Stored dataset items
----------

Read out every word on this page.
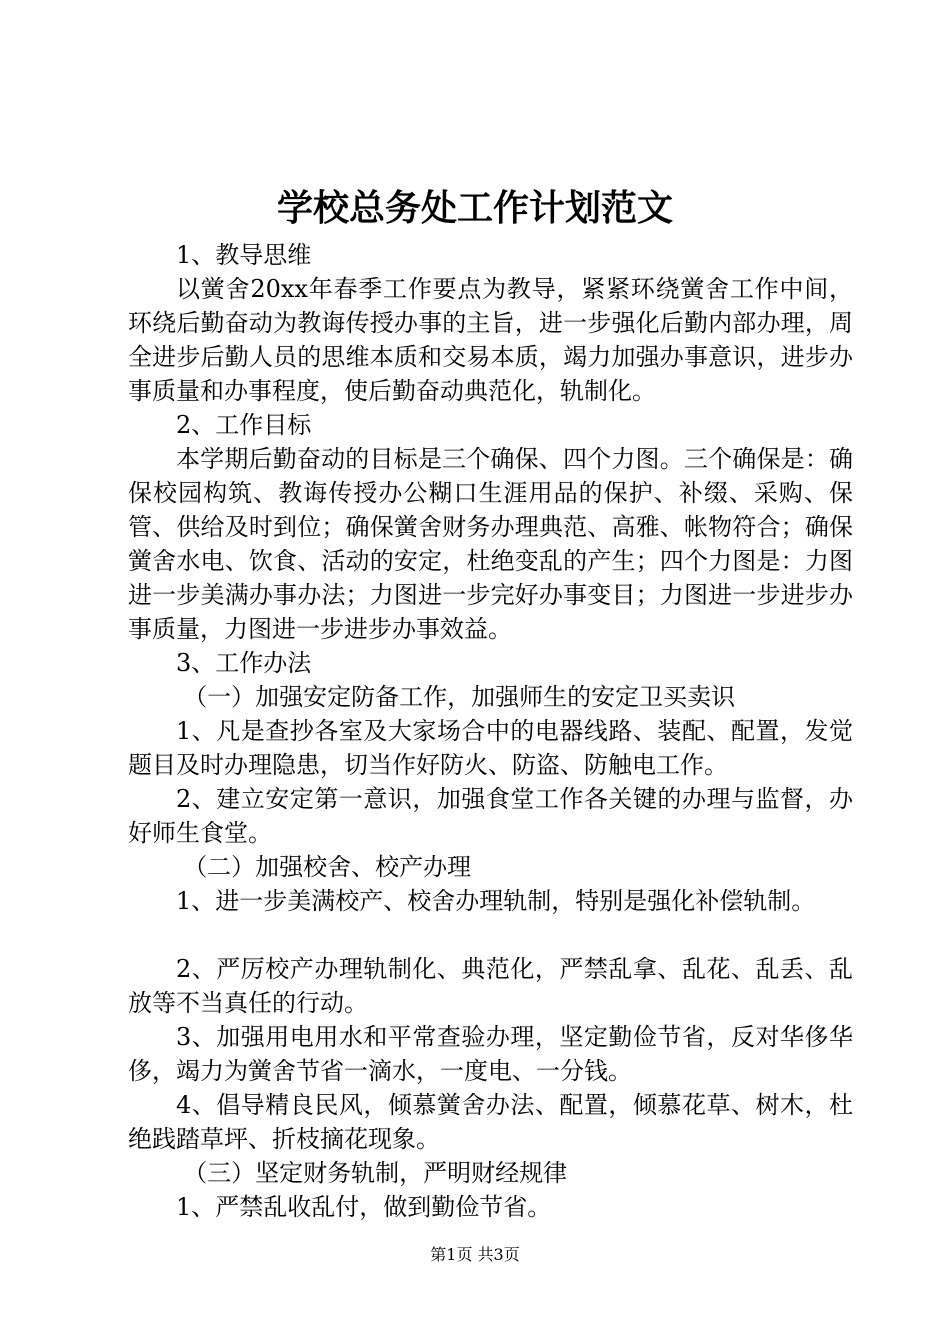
学校总务处工作计划范文

1、教导思维

以黉舍20xx年春季工作要点为教导，紧紧环绕黉舍工作中间，环绕后勤奋动为教诲传授办事的主旨，进一步强化后勤内部办理，周全进步后勤人员的思维本质和交易本质，竭力加强办事意识，进步办事质量和办事程度，使后勤奋动典范化，轨制化。

2、工作目标

本学期后勤奋动的目标是三个确保、四个力图。三个确保是：确保校园构筑、教诲传授办公糊口生涯用品的保护、补缀、采购、保管、供给及时到位；确保黉舍财务办理典范、高雅、帐物符合；确保黉舍水电、饮食、活动的安定，杜绝变乱的产生；四个力图是：力图进一步美满办事办法；力图进一步完好办事变目；力图进一步进步办事质量，力图进一步进步办事效益。

3、工作办法

（一）加强安定防备工作，加强师生的安定卫买卖识

1、凡是查抄各室及大家场合中的电器线路、装配、配置，发觉题目及时办理隐患，切当作好防火、防盗、防触电工作。

2、建立安定第一意识，加强食堂工作各关键的办理与监督，办好师生食堂。

（二）加强校舍、校产办理

1、进一步美满校产、校舍办理轨制，特别是强化补偿轨制。

2、严厉校产办理轨制化、典范化，严禁乱拿、乱花、乱丢、乱放等不当真任的行动。

3、加强用电用水和平常查验办理，坚定勤俭节省，反对华侈华侈，竭力为黉舍节省一滴水，一度电、一分钱。

4、倡导精良民风，倾慕黉舍办法、配置，倾慕花草、树木，杜绝践踏草坪、折枝摘花现象。

（三）坚定财务轨制，严明财经规律

1、严禁乱收乱付，做到勤俭节省。

第1页 共3页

----------

Exercise requirements ->
From the listing, extract all text exactly as given and drop any picture.

Answer to this task ->
Read out every word on this page.
学校总务处工作计划范文

1、教导思维

以黉舍20xx年春季工作要点为教导，紧紧环绕黉舍工作中间，环绕后勤奋动为教诲传授办事的主旨，进一步强化后勤内部办理，周全进步后勤人员的思维本质和交易本质，竭力加强办事意识，进步办事质量和办事程度，使后勤奋动典范化，轨制化。

2、工作目标

本学期后勤奋动的目标是三个确保、四个力图。三个确保是：确保校园构筑、教诲传授办公糊口生涯用品的保护、补缀、采购、保管、供给及时到位；确保黉舍财务办理典范、高雅、帐物符合；确保黉舍水电、饮食、活动的安定，杜绝变乱的产生；四个力图是：力图进一步美满办事办法；力图进一步完好办事变目；力图进一步进步办事质量，力图进一步进步办事效益。

3、工作办法

（一）加强安定防备工作，加强师生的安定卫买卖识

1、凡是查抄各室及大家场合中的电器线路、装配、配置，发觉题目及时办理隐患，切当作好防火、防盗、防触电工作。

2、建立安定第一意识，加强食堂工作各关键的办理与监督，办好师生食堂。

（二）加强校舍、校产办理

1、进一步美满校产、校舍办理轨制，特别是强化补偿轨制。

2、严厉校产办理轨制化、典范化，严禁乱拿、乱花、乱丢、乱放等不当真任的行动。

3、加强用电用水和平常查验办理，坚定勤俭节省，反对华侈华侈，竭力为黉舍节省一滴水，一度电、一分钱。

4、倡导精良民风，倾慕黉舍办法、配置，倾慕花草、树木，杜绝践踏草坪、折枝摘花现象。

（三）坚定财务轨制，严明财经规律

1、严禁乱收乱付，做到勤俭节省。

第1页 共3页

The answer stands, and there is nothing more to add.